**Compito 1**
Trasforma in un elenco numerato le righe dei dati forniti, dalla prima fino a quella che contiene "reply-icon xyxy=(130,92,154,116)", inclusa, tralasciando le righe vuote.

**Testo citato**
- - -

Scuola di robotica ha partecipato ad un progetto europeo chiamato Edurob e diretto dalla università di Trent a Nottingham che mirava a dimostrare come lo sviluppo cognitivo potesse essere migliorato attraverso l’apprendimento mediato dall’utilizzo di robot.
I robot possono fornire un potente metodo educativo alternativo a supporto degli studenti con difficoltà di apprendimento e, alcuni ragazzi, possono trovare l‘interazione con i robot più facile e meno minacciosa rispetto a quella con gli insegnanti umani. I robot inoltre possono svolgere un ruolo fondamentale nel migliorare gli apprendimenti informali che la maggior parte dei bambini sviluppano naturalmente mentre giocano. Scuola di robotica ha partecipato ad un progetto europeo, concluso nel settembre di quest’anno, chiamato Edurob e diretto dalla università di Trent a Nottingham che mirava a dimostrare come lo sviluppo cognitivo potesse essere migliorato attraverso l’apprendimento mediato dall’utilizzo di robot.
Questo progetto era dedicato a sviluppare una ‘app’ da utilizzare su un dispotivo mobile, come tablet e telefoni, in modo che docenti e ragazzi disabili potessero pilotare un piccolo robot senza la necessità dei primi di apprendere i principi della programmazione. Questa app, chiamata appunto Edurob app, caricata su un tablet android comprende nella forma tasti classici di avvio e di direzione, (come avanti, indietro, destra e sinistra) oltre ad una serie di scenari di apprendimento già programmati per rendere più semplice il lavoro del tutor o del docente che può selezionare uno di questi scenari di apprendimento per poterlo poi svolgere con i ragazzi.
“I gruppi target o beneficiari di questa app sono studenti con disabilità moderate e lievi quindi non ragazzi con gravi disabilità”. – racconta Fiorella Operto, Presidente di Scuola di Robotica e referente del progetto – “Possono essere ragazzi dai 9 ai 18 anni e, in alcuni casi, anche più piccoli. I robot impiegati per questo progetto sono stati l’umanoide Nao e il Mindstorm EV3 della Lego. Per quanto riguarda gli scenari di apprendimento si tratta di contesti generali in cui le materie STEM vengono trattate come materie di apprendimento però in modo informale. Per esempio un ragazzo grazie a questa app, tramite la quale controllava il robot, poteva seguire una linea oppure poteva attraversare un percorso obbligato facendo fare al robot determinati esercizi“.

- - -

**Compito 2**
Continua il testo sul progetto Edurob a partire dall'ultima frase riportata.

**Voci di un dataset**
- - -

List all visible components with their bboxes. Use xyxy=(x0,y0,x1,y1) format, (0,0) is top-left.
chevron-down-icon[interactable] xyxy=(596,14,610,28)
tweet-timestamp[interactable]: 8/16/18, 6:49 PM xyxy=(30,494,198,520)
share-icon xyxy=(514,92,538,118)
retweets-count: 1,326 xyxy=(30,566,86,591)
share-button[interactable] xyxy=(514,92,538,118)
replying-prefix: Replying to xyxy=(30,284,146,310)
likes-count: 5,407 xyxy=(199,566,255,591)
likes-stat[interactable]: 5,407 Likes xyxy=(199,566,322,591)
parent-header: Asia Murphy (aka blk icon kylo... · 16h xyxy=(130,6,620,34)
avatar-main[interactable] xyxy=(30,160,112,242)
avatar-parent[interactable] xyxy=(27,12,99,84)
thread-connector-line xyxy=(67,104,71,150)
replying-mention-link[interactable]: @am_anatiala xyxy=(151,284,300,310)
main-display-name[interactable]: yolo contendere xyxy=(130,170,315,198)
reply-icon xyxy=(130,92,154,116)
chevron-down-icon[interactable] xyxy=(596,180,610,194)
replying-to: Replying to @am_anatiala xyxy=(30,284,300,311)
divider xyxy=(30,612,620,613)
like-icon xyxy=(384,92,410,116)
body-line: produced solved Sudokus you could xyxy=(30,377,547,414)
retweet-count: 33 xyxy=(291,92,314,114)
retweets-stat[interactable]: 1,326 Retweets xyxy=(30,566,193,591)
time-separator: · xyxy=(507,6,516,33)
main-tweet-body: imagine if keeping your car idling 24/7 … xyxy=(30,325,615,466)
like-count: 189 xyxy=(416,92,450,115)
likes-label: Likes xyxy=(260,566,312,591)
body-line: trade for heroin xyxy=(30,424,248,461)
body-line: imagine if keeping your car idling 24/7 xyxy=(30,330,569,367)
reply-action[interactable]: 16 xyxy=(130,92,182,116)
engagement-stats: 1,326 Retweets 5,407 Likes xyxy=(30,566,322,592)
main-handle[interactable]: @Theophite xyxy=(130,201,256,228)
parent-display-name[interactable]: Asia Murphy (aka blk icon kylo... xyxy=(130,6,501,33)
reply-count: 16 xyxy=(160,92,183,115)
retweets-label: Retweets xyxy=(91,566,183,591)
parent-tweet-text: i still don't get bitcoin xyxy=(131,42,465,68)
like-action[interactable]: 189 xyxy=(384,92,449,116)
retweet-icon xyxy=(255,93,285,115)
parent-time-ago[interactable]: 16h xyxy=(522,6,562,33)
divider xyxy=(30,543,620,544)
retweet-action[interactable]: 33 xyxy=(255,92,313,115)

- - -

**Risposta 1**
1. List all visible components with their bboxes. Use xyxy=(x0,y0,x1,y1) format, (0,0) is top-left.
2. chevron-down-icon[interactable] xyxy=(596,14,610,28)
3. tweet-timestamp[interactable]: 8/16/18, 6:49 PM xyxy=(30,494,198,520)
4. share-icon xyxy=(514,92,538,118)
5. retweets-count: 1,326 xyxy=(30,566,86,591)
6. share-button[interactable] xyxy=(514,92,538,118)
7. replying-prefix: Replying to xyxy=(30,284,146,310)
8. likes-count: 5,407 xyxy=(199,566,255,591)
9. likes-stat[interactable]: 5,407 Likes xyxy=(199,566,322,591)
10. parent-header: Asia Murphy (aka blk icon kylo... · 16h xyxy=(130,6,620,34)
11. avatar-main[interactable] xyxy=(30,160,112,242)
12. avatar-parent[interactable] xyxy=(27,12,99,84)
13. thread-connector-line xyxy=(67,104,71,150)
14. replying-mention-link[interactable]: @am_anatiala xyxy=(151,284,300,310)
15. main-display-name[interactable]: yolo contendere xyxy=(130,170,315,198)
16. reply-icon xyxy=(130,92,154,116)

**Risposta 2**
Bisogna considerare che questi ragazzi molto spesso non hanno il senso dello spazio e del tempo quindi per loro destra e sinistra sono concetti complessi e sovente non hanno nemmeno il senso della misura. “Ovviamente il robot faceva queste azioni per loro quindi potevamo contare, per esempio, da quando un robot partiva da un punto a quando arrivasse e questo dava ai ragazzi il senso del tempo” prosegue Operto.
Attualmente questa app è disponibile su Edurob.edu ed è senz’altro molto utile. Le docenti che l’hanno utilizzata hanno avuto la possibilità di dare in mano ai ragazzi un oggetto concreto con cui i bambini potessero effettivamente avere il senso di poter controllare qualcosa. Questa parte di controllo è molto importante per bambini con disabilità cognitive o relazionali perchè quello che effettivamente manca loro è proprio questo senso di controllo che è una capacità che normalmente si ottiene dalla nascita e attraverso la crescita.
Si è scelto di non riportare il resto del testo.